• **Written exercise**
Locate the string "this" in the listing below. Copy every line where it is found.

(Dataset records on visual material)
------------------------------

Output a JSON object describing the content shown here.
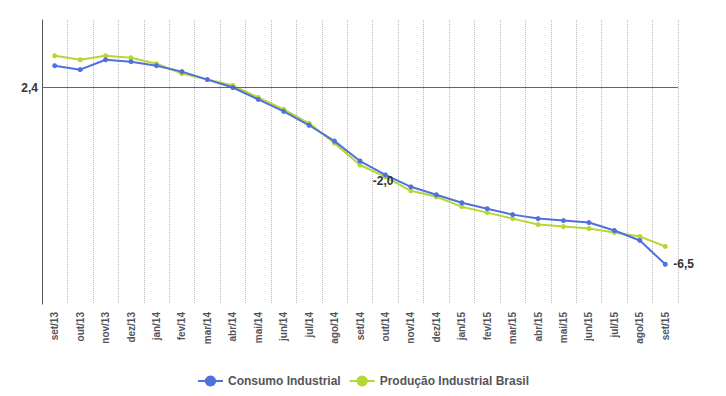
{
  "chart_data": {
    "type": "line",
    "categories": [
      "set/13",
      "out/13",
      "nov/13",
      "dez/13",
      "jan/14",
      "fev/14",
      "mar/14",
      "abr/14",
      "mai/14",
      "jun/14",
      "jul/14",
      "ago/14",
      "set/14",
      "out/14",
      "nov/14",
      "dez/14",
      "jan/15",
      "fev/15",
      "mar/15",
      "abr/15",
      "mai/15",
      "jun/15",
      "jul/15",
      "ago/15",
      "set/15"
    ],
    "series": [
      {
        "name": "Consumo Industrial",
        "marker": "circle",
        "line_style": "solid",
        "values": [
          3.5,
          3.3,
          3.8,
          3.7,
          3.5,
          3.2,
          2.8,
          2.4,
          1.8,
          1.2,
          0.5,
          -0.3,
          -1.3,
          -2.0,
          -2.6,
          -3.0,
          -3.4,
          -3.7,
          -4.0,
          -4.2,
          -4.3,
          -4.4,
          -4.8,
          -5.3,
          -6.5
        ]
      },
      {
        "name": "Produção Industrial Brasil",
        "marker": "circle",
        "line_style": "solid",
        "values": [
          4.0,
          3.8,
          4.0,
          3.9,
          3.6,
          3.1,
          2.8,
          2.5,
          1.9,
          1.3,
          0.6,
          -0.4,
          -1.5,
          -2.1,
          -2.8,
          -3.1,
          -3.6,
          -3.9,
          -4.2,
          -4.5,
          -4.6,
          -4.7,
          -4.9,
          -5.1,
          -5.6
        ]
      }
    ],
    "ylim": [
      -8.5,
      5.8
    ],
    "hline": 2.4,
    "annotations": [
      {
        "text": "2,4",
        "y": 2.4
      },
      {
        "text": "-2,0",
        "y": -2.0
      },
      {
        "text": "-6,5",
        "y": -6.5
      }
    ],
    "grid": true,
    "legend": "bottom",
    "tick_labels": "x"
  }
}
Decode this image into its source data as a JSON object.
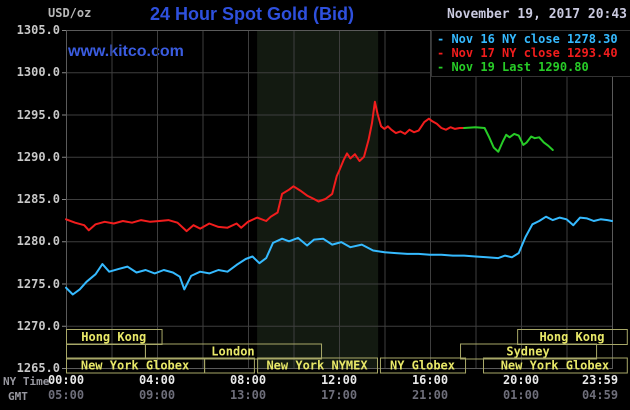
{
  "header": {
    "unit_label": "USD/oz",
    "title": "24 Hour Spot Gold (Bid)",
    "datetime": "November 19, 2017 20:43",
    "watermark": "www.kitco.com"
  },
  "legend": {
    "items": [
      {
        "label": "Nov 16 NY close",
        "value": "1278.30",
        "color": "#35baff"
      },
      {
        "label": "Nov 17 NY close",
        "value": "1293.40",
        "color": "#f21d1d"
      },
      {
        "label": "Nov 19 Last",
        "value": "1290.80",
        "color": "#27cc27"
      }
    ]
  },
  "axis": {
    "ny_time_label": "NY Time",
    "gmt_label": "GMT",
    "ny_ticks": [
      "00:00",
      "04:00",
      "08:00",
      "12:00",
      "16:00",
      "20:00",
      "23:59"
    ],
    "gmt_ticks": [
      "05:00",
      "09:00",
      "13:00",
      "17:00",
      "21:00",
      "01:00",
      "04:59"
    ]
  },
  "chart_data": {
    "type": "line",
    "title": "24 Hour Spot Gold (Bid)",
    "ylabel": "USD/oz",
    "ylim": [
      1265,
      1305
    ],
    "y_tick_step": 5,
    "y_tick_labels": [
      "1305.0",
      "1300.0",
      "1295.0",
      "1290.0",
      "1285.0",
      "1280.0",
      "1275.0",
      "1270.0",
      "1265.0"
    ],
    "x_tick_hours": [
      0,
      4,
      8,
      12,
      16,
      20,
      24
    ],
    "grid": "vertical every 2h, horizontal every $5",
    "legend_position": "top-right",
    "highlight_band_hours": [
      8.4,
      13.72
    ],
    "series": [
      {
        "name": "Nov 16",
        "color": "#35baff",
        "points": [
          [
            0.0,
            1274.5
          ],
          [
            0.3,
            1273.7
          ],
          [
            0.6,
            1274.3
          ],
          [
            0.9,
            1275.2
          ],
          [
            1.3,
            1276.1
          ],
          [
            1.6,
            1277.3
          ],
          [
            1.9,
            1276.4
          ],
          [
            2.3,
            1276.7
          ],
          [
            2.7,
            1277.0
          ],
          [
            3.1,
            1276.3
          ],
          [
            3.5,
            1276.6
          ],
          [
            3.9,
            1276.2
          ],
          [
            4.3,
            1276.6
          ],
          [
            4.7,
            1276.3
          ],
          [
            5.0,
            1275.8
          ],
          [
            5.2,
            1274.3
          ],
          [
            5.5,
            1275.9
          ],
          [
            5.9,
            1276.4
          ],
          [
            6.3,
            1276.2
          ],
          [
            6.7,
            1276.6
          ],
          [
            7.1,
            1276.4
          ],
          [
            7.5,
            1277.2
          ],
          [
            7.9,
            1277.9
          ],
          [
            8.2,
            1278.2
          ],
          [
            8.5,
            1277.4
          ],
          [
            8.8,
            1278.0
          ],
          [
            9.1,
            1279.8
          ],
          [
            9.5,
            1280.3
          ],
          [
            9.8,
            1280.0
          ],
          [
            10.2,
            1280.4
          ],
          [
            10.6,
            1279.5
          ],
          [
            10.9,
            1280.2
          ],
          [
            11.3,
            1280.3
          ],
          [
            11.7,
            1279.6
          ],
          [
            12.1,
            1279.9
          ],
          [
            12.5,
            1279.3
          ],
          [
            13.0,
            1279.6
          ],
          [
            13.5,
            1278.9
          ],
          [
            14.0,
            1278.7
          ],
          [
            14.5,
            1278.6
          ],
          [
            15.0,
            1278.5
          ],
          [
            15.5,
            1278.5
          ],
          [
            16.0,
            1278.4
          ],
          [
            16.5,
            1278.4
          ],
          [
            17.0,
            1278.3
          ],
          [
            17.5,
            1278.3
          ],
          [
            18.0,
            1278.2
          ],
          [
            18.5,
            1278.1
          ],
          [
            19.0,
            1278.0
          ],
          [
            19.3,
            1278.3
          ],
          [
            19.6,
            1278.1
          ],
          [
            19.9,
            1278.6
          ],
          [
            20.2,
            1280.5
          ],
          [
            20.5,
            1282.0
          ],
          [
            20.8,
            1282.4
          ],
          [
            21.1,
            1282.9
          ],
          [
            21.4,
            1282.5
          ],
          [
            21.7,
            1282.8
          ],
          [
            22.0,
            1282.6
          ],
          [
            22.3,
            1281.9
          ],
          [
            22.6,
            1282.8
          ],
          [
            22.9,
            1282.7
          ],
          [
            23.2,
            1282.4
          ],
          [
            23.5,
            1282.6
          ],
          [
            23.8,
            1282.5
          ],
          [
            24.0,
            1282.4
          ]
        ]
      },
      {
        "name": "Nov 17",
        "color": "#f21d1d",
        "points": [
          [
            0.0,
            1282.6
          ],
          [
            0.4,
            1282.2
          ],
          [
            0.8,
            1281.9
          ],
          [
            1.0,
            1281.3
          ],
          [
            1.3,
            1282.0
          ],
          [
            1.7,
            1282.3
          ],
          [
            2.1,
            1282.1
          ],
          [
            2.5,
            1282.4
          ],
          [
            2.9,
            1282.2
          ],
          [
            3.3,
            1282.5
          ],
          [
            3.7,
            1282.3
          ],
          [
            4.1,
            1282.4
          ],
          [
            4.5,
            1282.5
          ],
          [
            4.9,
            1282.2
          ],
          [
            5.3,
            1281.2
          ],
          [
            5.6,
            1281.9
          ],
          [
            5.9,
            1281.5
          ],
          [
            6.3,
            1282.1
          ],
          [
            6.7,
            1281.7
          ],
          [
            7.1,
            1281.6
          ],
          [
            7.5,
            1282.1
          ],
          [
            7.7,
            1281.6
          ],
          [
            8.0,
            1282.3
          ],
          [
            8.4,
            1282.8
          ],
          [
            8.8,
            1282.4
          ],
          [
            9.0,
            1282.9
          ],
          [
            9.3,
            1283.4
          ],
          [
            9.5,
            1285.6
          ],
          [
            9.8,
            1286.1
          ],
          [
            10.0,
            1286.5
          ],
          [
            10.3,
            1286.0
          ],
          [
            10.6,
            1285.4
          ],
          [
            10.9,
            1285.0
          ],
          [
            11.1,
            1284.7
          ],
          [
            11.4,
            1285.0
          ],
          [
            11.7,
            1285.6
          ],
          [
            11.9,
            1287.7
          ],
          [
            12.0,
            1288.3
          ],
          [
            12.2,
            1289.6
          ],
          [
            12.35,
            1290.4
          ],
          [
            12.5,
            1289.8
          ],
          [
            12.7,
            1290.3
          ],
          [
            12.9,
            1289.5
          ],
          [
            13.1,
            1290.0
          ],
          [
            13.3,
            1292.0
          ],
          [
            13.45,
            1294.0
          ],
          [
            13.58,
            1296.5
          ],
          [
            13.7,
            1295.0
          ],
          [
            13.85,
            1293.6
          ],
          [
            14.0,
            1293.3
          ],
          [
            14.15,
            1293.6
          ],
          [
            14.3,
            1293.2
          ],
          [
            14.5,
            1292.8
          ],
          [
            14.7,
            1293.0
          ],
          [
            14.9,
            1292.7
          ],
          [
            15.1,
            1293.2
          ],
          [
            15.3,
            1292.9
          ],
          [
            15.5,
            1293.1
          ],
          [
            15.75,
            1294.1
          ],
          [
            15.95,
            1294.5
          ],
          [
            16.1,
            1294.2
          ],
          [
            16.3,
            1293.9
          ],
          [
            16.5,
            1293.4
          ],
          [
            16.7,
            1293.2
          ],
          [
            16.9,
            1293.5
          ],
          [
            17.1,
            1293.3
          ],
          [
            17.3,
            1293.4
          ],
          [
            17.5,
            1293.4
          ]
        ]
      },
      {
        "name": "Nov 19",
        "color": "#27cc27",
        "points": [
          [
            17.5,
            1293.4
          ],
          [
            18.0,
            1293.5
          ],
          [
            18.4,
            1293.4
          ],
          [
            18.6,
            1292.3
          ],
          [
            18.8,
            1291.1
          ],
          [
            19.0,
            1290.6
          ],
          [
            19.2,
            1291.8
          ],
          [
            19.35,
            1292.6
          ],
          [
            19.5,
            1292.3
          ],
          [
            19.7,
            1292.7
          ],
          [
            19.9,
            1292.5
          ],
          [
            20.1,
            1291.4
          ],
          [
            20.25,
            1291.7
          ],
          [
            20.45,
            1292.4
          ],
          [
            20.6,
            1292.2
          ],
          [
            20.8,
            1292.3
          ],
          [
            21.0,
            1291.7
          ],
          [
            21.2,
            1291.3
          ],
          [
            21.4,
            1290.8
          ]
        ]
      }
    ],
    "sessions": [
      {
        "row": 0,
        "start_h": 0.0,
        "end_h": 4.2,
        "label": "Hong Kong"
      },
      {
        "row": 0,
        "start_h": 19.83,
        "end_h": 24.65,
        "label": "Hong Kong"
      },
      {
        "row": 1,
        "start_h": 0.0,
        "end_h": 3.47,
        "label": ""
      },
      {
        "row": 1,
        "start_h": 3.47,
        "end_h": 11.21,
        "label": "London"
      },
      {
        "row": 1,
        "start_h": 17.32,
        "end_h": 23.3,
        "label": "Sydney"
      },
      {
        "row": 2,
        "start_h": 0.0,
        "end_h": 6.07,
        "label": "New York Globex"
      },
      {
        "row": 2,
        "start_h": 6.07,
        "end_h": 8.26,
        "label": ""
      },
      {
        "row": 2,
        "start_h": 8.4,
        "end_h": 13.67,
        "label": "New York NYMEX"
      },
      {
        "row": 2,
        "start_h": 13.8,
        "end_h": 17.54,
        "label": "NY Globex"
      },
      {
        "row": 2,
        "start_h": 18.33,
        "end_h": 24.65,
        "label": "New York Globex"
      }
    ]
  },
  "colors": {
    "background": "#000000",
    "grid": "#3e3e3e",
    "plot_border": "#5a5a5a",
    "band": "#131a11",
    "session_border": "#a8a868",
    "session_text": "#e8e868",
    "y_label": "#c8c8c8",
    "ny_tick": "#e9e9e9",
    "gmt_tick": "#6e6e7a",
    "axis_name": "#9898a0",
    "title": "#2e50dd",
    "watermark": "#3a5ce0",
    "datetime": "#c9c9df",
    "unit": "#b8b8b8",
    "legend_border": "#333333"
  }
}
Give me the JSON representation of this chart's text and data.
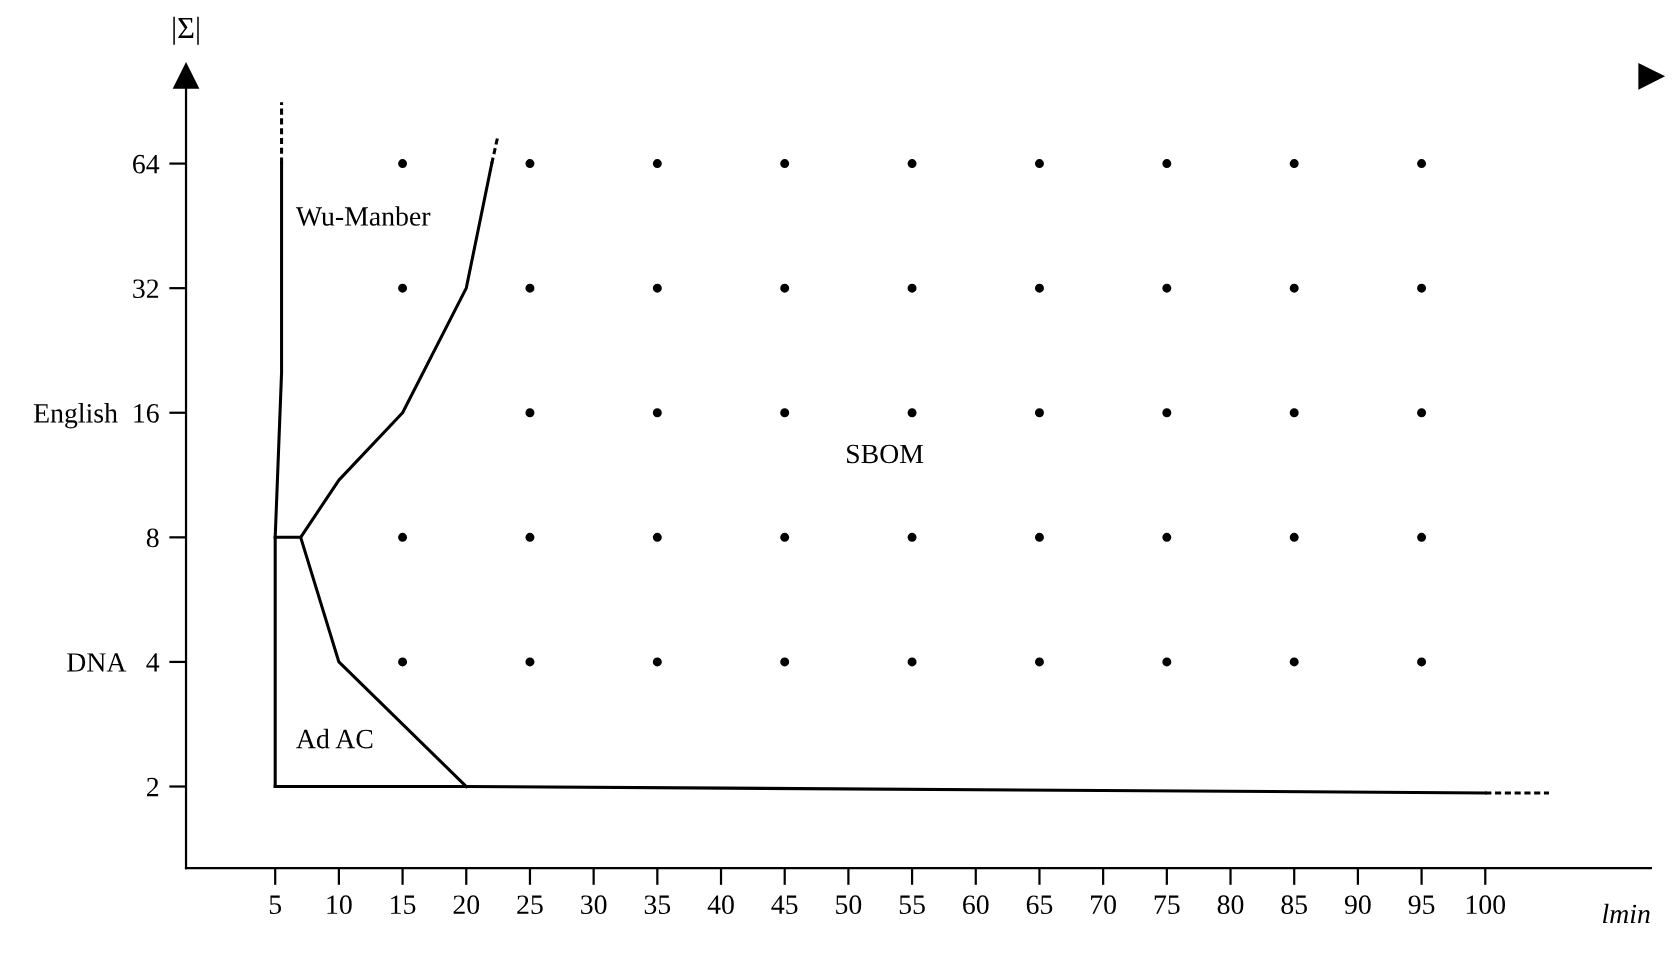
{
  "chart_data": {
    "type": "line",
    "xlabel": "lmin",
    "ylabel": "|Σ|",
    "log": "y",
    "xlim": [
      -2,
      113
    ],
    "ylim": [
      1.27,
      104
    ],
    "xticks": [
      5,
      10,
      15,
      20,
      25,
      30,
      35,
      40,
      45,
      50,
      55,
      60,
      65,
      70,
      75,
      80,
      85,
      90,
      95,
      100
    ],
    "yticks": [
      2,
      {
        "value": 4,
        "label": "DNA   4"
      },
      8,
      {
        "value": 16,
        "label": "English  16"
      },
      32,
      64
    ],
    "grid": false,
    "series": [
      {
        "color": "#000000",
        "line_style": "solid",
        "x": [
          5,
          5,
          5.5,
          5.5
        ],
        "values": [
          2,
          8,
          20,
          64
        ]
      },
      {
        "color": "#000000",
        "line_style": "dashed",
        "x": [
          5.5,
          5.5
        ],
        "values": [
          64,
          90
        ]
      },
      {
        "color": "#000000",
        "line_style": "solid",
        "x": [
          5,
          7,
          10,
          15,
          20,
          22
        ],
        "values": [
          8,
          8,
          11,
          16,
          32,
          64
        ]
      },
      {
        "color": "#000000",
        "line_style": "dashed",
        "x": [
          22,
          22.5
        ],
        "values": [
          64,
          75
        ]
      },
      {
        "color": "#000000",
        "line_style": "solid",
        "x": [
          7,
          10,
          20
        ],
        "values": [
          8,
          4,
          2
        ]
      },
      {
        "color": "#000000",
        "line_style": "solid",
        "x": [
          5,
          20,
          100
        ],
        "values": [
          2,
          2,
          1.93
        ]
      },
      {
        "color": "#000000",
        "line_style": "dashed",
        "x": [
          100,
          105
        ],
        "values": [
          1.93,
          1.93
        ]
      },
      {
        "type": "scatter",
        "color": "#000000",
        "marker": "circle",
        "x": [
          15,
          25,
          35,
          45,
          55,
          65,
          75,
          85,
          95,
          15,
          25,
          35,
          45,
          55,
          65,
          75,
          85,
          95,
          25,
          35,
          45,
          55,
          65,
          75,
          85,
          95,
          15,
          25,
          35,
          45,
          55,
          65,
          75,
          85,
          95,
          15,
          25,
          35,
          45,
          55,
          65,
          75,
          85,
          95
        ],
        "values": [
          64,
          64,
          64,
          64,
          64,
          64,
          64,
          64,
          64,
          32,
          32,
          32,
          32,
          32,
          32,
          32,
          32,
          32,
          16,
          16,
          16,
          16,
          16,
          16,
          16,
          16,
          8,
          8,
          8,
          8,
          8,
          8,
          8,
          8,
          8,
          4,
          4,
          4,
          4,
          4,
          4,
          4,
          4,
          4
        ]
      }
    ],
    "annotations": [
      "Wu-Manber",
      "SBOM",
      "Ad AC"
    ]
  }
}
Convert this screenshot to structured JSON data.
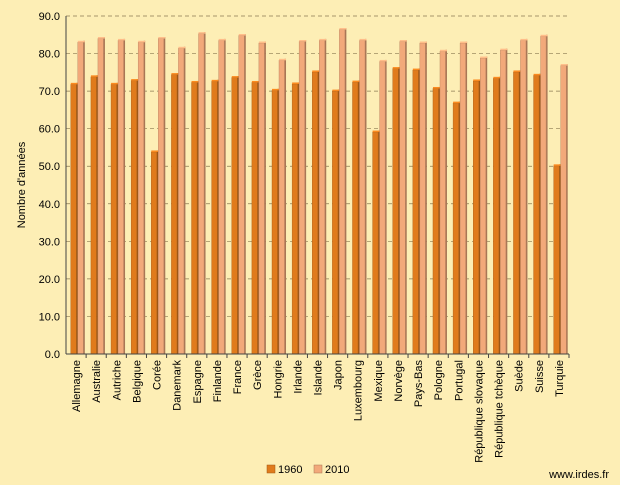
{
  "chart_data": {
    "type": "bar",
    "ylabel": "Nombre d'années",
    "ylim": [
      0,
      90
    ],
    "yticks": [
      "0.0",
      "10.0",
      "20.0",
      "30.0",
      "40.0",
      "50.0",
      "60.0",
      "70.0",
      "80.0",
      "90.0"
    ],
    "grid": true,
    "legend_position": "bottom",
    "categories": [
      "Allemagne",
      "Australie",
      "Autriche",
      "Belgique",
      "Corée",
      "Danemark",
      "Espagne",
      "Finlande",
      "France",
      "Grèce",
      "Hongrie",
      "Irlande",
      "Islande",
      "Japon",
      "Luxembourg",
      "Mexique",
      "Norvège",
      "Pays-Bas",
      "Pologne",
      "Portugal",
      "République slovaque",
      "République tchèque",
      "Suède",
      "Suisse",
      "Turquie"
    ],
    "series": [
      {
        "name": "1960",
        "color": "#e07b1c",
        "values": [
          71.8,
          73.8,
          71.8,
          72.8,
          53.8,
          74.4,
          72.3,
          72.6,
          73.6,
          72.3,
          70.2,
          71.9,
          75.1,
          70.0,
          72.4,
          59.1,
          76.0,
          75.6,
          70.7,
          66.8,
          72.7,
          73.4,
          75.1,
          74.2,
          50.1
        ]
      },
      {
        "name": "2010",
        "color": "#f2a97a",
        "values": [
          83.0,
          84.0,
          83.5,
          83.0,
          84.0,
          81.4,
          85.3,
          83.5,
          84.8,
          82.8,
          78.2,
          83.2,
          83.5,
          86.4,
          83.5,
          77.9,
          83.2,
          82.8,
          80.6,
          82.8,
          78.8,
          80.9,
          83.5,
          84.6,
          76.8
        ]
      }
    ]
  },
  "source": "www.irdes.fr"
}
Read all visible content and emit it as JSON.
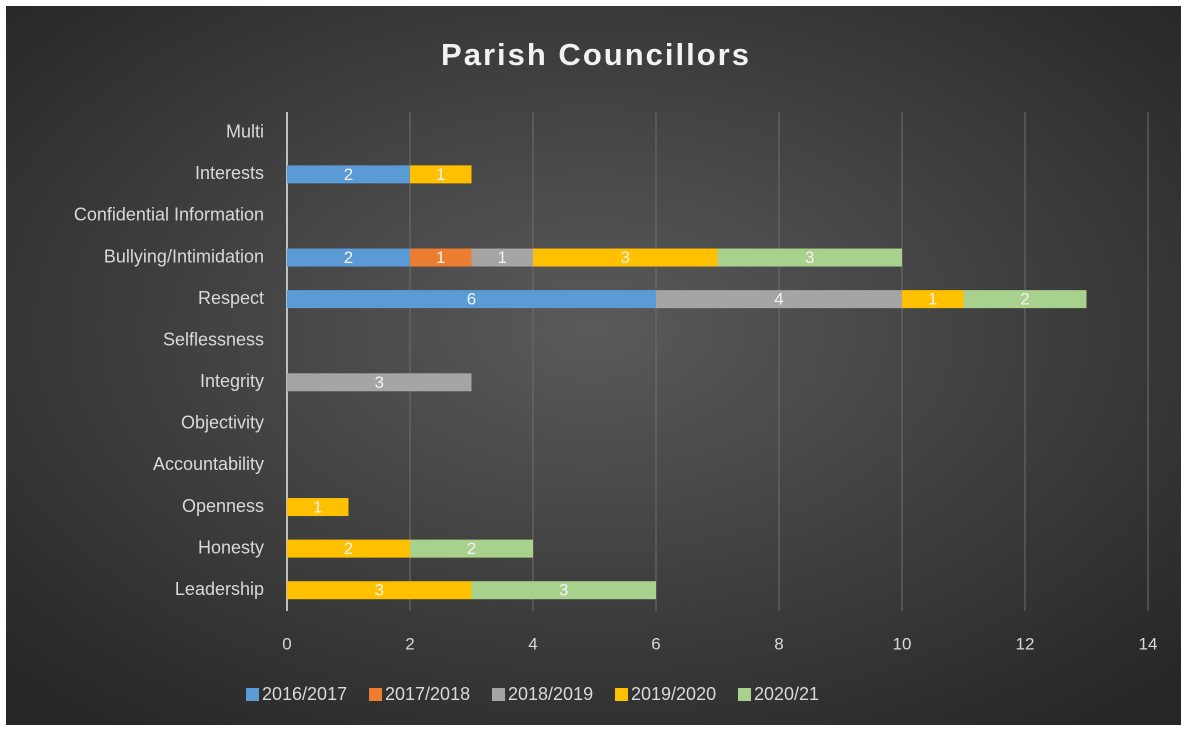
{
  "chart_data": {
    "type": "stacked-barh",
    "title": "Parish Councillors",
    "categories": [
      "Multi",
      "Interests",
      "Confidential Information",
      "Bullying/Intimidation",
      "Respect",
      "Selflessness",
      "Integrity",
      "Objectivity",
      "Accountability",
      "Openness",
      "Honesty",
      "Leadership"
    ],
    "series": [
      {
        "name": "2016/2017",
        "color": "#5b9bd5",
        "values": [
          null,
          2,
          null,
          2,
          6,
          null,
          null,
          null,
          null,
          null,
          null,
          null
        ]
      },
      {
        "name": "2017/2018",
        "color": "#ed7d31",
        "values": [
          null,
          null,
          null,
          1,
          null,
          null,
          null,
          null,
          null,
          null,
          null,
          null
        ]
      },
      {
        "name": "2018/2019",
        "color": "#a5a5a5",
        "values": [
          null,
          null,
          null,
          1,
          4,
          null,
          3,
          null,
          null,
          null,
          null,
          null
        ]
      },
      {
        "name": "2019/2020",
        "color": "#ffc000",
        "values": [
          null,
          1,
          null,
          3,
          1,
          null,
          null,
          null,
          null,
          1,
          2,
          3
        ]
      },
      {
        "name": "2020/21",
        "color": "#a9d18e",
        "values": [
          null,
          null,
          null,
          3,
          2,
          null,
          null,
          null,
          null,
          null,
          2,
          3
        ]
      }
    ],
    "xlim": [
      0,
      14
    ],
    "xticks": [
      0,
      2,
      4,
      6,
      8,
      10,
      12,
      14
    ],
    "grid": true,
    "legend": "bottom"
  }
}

------------------------------

• **Final result**
Decode this image into its source data as a JSON object.
Give me the JSON representation of this chart's text and data.
Convert this screenshot to structured JSON data.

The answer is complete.